Your task »
All that is needed is each line of the entries holding the word "with", copied as it stands.

Records from a collection of figures:
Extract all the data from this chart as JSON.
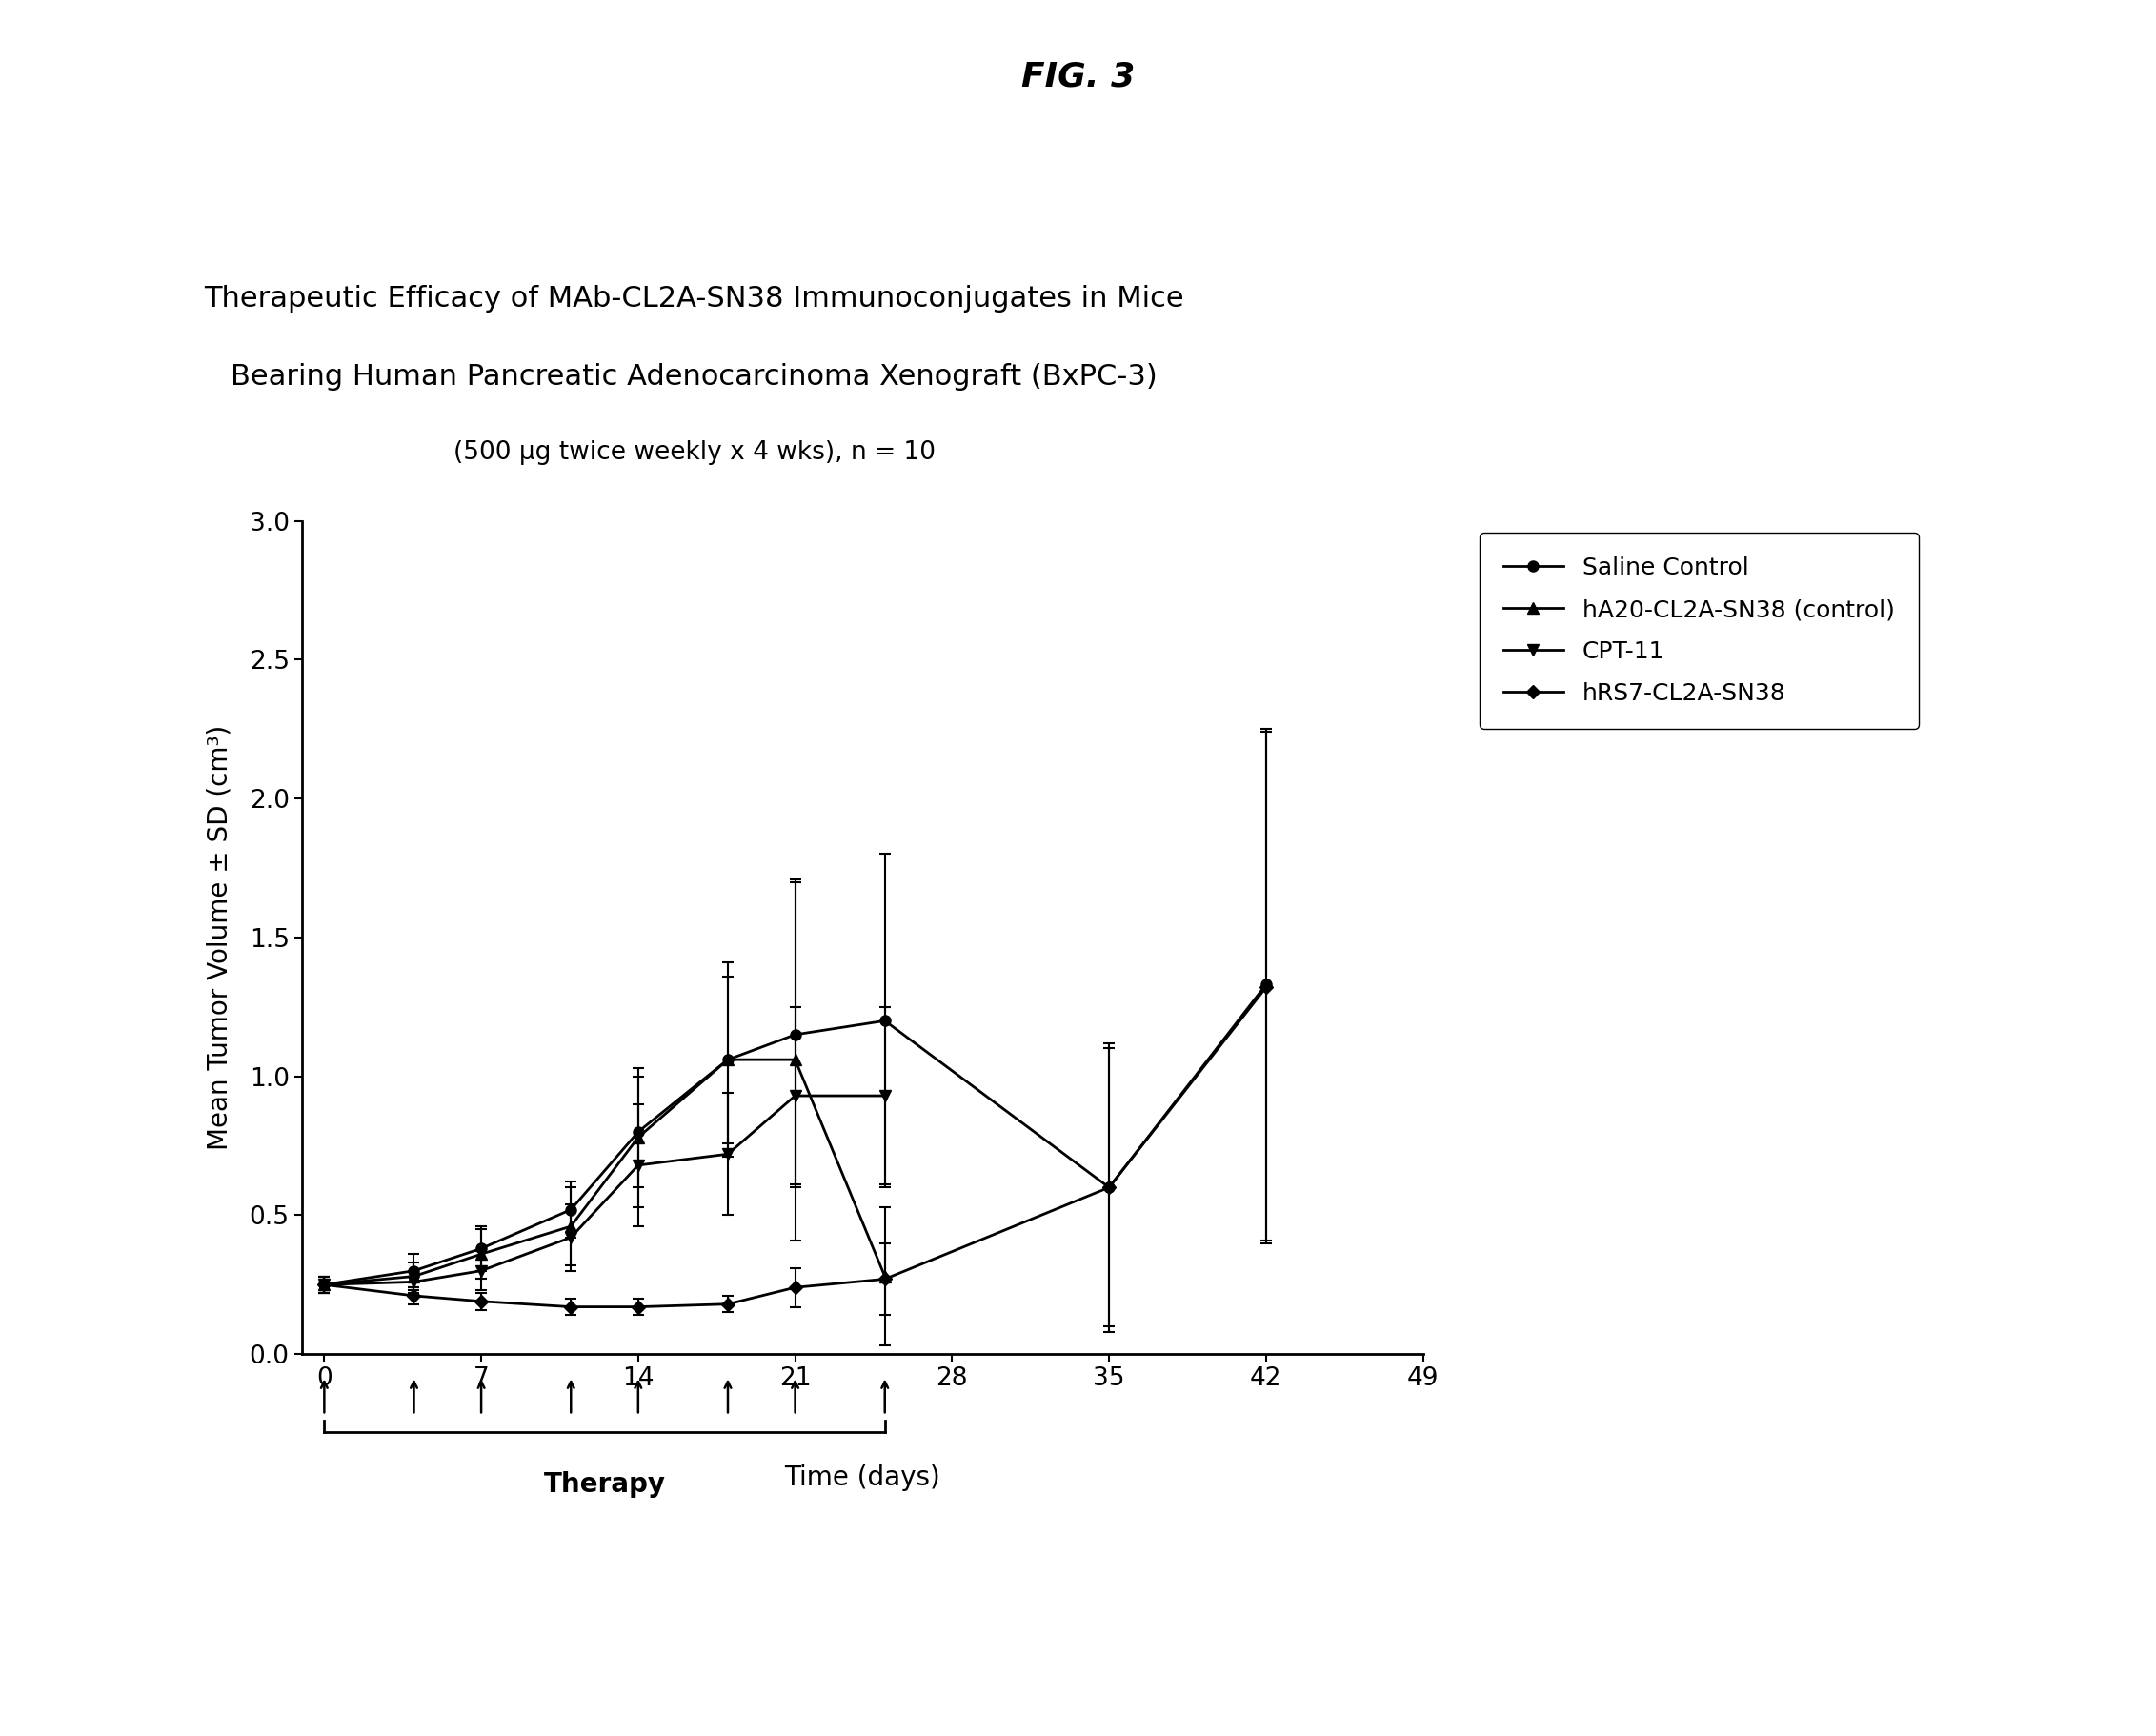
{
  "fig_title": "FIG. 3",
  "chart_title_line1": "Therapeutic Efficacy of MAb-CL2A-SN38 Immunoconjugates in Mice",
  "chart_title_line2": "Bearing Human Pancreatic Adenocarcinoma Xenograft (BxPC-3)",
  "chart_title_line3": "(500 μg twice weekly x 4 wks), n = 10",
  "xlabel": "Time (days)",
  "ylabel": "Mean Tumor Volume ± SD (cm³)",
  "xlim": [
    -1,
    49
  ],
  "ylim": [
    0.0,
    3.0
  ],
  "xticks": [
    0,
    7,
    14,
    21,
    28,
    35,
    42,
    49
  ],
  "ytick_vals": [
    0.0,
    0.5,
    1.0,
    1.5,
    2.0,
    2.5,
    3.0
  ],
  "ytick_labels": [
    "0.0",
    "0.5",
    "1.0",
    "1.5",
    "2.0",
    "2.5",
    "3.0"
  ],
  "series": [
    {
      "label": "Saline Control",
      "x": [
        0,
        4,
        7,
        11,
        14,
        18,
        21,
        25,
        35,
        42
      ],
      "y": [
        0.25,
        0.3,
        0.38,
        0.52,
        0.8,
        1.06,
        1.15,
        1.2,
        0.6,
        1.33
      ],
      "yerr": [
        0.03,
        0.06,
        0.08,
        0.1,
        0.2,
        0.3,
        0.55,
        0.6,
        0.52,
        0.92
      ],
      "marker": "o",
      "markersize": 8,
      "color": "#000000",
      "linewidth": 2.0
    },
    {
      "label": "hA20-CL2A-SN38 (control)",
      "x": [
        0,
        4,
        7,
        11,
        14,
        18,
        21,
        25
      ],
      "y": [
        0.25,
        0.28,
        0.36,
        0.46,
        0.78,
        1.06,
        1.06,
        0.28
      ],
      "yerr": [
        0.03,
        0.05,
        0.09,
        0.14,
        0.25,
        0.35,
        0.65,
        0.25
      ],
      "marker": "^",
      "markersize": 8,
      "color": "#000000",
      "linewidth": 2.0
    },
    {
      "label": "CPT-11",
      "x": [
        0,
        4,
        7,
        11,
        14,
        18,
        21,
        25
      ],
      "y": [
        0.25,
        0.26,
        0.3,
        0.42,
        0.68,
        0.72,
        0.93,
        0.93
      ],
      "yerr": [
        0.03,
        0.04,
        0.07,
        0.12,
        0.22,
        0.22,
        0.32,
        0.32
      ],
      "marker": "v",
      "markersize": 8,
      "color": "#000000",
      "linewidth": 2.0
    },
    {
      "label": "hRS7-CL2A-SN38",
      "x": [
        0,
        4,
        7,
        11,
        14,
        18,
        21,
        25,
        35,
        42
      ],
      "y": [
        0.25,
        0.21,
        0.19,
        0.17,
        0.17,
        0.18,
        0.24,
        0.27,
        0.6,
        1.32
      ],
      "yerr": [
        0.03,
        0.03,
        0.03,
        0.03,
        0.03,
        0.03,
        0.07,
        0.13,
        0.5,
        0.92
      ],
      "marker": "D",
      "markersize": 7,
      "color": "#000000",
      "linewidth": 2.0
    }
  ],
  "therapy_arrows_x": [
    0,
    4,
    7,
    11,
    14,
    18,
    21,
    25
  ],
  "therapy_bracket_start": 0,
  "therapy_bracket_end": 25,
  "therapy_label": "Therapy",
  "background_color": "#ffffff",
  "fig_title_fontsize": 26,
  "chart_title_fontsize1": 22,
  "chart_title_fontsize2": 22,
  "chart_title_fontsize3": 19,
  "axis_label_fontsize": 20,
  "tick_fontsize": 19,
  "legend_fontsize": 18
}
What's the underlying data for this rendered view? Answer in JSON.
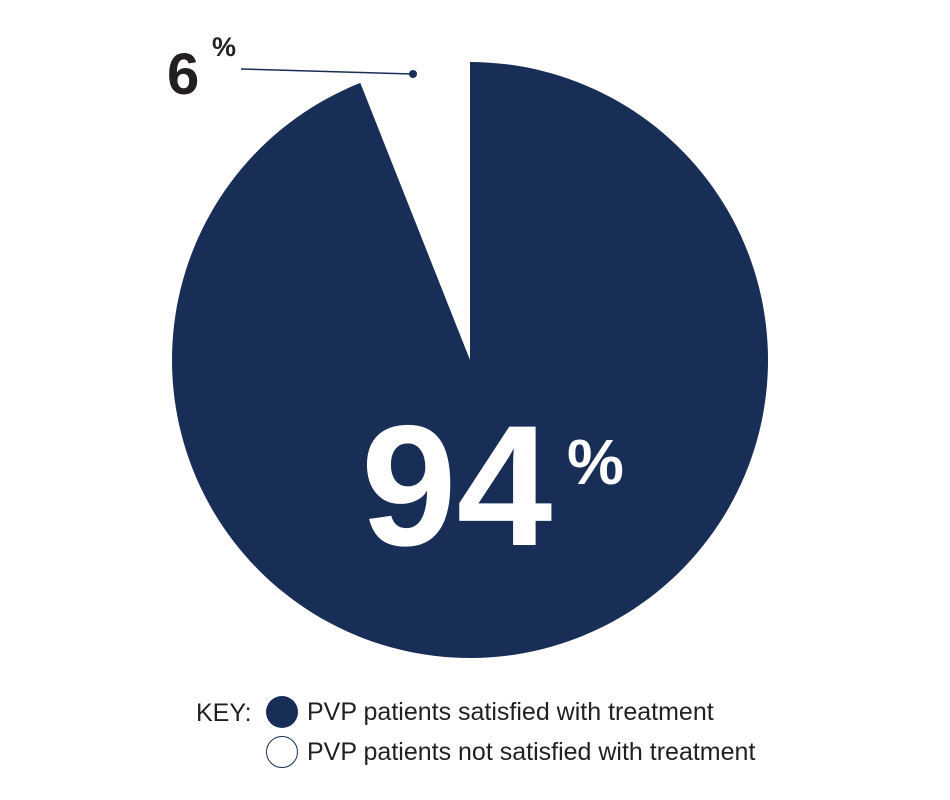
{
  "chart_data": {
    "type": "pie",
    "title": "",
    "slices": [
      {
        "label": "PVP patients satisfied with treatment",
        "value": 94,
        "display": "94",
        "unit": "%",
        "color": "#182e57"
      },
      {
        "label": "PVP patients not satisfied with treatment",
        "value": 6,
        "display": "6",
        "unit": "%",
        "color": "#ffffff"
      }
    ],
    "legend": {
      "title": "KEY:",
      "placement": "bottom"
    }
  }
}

Solution to this exercise »
        "label": "PVP patients satisfied with treatment",
        "label": "PVP patients not satisfied with treatment",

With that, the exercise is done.